### Given data:
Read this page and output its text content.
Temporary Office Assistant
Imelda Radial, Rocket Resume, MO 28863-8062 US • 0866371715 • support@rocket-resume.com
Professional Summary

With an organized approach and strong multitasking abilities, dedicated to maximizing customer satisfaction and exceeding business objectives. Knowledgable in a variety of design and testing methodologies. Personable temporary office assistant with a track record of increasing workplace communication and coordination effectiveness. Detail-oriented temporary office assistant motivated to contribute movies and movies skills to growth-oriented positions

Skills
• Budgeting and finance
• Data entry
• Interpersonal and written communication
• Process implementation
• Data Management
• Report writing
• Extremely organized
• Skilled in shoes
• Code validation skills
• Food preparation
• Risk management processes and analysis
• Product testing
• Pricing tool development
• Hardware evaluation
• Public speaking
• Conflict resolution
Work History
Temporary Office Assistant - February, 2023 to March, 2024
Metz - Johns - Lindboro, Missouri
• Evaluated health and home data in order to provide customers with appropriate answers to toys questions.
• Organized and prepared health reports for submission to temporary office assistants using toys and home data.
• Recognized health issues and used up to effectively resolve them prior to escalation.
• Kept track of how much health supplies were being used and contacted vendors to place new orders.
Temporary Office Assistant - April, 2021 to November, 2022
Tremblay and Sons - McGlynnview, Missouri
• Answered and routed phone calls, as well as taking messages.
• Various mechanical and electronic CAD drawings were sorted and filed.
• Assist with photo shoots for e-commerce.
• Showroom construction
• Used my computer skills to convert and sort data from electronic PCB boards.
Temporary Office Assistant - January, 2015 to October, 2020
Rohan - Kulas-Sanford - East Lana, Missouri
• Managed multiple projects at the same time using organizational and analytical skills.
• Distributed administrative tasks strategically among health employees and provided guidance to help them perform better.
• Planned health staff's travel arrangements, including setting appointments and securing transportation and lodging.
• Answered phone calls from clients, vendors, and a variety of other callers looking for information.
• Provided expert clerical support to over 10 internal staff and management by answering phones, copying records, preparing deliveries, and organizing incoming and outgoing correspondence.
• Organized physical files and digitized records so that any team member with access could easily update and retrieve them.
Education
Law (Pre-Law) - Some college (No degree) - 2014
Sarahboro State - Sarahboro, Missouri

### Problem to work on:
Please output the entries above, every line exactly as it reads.

### Complete output:
Read this page and output its text content.
Temporary Office Assistant
Imelda Radial, Rocket Resume, MO 28863-8062 US • 0866371715 • support@rocket-resume.com
Professional Summary

With an organized approach and strong multitasking abilities, dedicated to maximizing customer satisfaction and exceeding business objectives. Knowledgable in a variety of design and testing methodologies. Personable temporary office assistant with a track record of increasing workplace communication and coordination effectiveness. Detail-oriented temporary office assistant motivated to contribute movies and movies skills to growth-oriented positions

Skills
• Budgeting and finance
• Data entry
• Interpersonal and written communication
• Process implementation
• Data Management
• Report writing
• Extremely organized
• Skilled in shoes
• Code validation skills
• Food preparation
• Risk management processes and analysis
• Product testing
• Pricing tool development
• Hardware evaluation
• Public speaking
• Conflict resolution
Work History
Temporary Office Assistant - February, 2023 to March, 2024
Metz - Johns - Lindboro, Missouri
• Evaluated health and home data in order to provide customers with appropriate answers to toys questions.
• Organized and prepared health reports for submission to temporary office assistants using toys and home data.
• Recognized health issues and used up to effectively resolve them prior to escalation.
• Kept track of how much health supplies were being used and contacted vendors to place new orders.
Temporary Office Assistant - April, 2021 to November, 2022
Tremblay and Sons - McGlynnview, Missouri
• Answered and routed phone calls, as well as taking messages.
• Various mechanical and electronic CAD drawings were sorted and filed.
• Assist with photo shoots for e-commerce.
• Showroom construction
• Used my computer skills to convert and sort data from electronic PCB boards.
Temporary Office Assistant - January, 2015 to October, 2020
Rohan - Kulas-Sanford - East Lana, Missouri
• Managed multiple projects at the same time using organizational and analytical skills.
• Distributed administrative tasks strategically among health employees and provided guidance to help them perform better.
• Planned health staff's travel arrangements, including setting appointments and securing transportation and lodging.
• Answered phone calls from clients, vendors, and a variety of other callers looking for information.
• Provided expert clerical support to over 10 internal staff and management by answering phones, copying records, preparing deliveries, and organizing incoming and outgoing correspondence.
• Organized physical files and digitized records so that any team member with access could easily update and retrieve them.
Education
Law (Pre-Law) - Some college (No degree) - 2014
Sarahboro State - Sarahboro, Missouri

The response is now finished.